Requirements: Write out the data below in full. Keep it exact.
:::
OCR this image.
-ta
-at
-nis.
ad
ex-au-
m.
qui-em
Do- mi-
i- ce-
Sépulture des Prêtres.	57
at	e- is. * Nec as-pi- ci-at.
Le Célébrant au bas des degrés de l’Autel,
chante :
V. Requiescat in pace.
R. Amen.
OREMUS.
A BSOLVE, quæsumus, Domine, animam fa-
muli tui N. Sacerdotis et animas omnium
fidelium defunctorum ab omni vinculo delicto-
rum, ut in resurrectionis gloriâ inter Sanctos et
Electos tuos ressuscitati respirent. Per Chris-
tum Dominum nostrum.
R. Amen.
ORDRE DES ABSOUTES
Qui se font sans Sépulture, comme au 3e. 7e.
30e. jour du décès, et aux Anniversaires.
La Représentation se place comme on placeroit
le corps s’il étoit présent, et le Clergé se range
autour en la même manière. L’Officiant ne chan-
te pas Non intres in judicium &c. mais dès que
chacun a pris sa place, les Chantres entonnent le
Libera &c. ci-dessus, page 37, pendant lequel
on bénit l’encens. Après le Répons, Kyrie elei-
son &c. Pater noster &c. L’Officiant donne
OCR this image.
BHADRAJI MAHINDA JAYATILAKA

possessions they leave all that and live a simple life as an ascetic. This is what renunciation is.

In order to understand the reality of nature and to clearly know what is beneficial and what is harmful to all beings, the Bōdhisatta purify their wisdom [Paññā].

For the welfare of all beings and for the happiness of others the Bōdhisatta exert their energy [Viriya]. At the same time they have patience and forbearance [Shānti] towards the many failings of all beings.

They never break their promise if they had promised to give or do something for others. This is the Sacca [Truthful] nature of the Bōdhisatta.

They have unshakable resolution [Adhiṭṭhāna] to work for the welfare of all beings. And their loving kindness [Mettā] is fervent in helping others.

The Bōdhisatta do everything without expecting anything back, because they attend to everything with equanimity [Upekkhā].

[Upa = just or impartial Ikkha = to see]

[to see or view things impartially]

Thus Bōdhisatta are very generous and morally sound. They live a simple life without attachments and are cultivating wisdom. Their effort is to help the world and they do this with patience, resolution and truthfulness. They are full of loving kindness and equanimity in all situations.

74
:::
Full answer:
OCR this image.
-ta
-at
-nis.
ad
ex-au-
m.
qui-em
Do- mi-
i- ce-
Sépulture des Prêtres.	57
at	e- is. * Nec as-pi- ci-at.
Le Célébrant au bas des degrés de l’Autel,
chante :
V. Requiescat in pace.
R. Amen.
OREMUS.
A BSOLVE, quæsumus, Domine, animam fa-
muli tui N. Sacerdotis et animas omnium
fidelium defunctorum ab omni vinculo delicto-
rum, ut in resurrectionis gloriâ inter Sanctos et
Electos tuos ressuscitati respirent. Per Chris-
tum Dominum nostrum.
R. Amen.
ORDRE DES ABSOUTES
Qui se font sans Sépulture, comme au 3e. 7e.
30e. jour du décès, et aux Anniversaires.
La Représentation se place comme on placeroit
le corps s’il étoit présent, et le Clergé se range
autour en la même manière. L’Officiant ne chan-
te pas Non intres in judicium &c. mais dès que
chacun a pris sa place, les Chantres entonnent le
Libera &c. ci-dessus, page 37, pendant lequel
on bénit l’encens. Après le Répons, Kyrie elei-
son &c. Pater noster &c. L’Officiant donne
OCR this image.
BHADRAJI MAHINDA JAYATILAKA

possessions they leave all that and live a simple life as an ascetic. This is what renunciation is.

In order to understand the reality of nature and to clearly know what is beneficial and what is harmful to all beings, the Bōdhisatta purify their wisdom [Paññā].

For the welfare of all beings and for the happiness of others the Bōdhisatta exert their energy [Viriya]. At the same time they have patience and forbearance [Shānti] towards the many failings of all beings.

They never break their promise if they had promised to give or do something for others. This is the Sacca [Truthful] nature of the Bōdhisatta.

They have unshakable resolution [Adhiṭṭhāna] to work for the welfare of all beings. And their loving kindness [Mettā] is fervent in helping others.

The Bōdhisatta do everything without expecting anything back, because they attend to everything with equanimity [Upekkhā].

[Upa = just or impartial Ikkha = to see]

[to see or view things impartially]

Thus Bōdhisatta are very generous and morally sound. They live a simple life without attachments and are cultivating wisdom. Their effort is to help the world and they do this with patience, resolution and truthfulness. They are full of loving kindness and equanimity in all situations.

74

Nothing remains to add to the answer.